▶ Instructions for the task:
Can you pull out each line of the data below that includes the word "centering"?

Data items:
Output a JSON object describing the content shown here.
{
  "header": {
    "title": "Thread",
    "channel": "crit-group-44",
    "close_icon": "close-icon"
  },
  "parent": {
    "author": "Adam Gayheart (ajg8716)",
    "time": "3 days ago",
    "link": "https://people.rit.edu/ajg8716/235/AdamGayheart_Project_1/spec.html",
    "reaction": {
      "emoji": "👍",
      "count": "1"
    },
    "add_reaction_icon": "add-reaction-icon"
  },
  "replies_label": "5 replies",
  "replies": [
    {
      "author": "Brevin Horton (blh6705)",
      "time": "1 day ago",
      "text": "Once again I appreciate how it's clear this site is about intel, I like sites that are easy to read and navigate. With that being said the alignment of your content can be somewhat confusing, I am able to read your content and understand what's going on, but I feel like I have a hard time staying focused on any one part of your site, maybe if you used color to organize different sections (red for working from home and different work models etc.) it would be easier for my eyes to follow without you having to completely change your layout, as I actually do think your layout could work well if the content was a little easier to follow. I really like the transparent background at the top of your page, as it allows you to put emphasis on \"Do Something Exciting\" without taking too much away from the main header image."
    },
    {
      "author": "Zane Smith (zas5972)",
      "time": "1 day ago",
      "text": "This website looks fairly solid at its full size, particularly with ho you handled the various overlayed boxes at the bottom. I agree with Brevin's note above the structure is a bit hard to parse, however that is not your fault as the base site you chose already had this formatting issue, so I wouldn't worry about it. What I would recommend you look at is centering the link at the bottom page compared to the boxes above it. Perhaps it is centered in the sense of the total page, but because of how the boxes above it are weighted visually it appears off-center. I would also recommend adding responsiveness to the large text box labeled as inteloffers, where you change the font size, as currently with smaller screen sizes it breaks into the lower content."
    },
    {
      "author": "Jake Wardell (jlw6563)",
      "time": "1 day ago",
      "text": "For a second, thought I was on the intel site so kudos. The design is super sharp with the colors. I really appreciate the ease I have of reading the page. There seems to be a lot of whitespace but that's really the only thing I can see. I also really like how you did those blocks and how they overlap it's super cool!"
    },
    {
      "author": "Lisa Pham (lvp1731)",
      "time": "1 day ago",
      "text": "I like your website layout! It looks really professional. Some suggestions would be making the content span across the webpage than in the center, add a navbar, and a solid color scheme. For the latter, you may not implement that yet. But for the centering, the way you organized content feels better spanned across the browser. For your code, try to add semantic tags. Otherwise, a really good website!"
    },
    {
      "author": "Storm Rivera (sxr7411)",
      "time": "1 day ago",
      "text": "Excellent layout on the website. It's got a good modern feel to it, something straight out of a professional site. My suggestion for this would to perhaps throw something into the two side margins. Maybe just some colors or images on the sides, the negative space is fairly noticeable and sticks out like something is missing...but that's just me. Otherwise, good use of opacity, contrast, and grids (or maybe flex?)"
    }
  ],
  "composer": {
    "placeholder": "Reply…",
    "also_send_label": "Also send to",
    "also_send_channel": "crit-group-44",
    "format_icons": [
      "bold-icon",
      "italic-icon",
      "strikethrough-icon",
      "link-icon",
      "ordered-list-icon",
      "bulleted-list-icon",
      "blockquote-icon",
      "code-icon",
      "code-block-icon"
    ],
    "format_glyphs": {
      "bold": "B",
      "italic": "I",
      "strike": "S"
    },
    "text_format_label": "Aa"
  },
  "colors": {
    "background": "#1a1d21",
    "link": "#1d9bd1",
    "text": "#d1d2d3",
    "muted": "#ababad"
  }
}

▶ Task output:
      "text": "This website looks fairly solid at its full size, particularly with ho you handled the various overlayed boxes at the bottom. I agree with Brevin's note above the structure is a bit hard to parse, however that is not your fault as the base site you chose already had this formatting issue, so I wouldn't worry about it. What I would recommend you look at is centering the link at the bottom page compared to the boxes above it. Perhaps it is centered in the sense of the total page, but because of how the boxes above it are weighted visually it appears off-center. I would also recommend adding responsiveness to the large text box labeled as inteloffers, where you change the font size, as currently with smaller screen sizes it breaks into the lower content."
      "text": "I like your website layout! It looks really professional. Some suggestions would be making the content span across the webpage than in the center, add a navbar, and a solid color scheme. For the latter, you may not implement that yet. But for the centering, the way you organized content feels better spanned across the browser. For your code, try to add semantic tags. Otherwise, a really good website!"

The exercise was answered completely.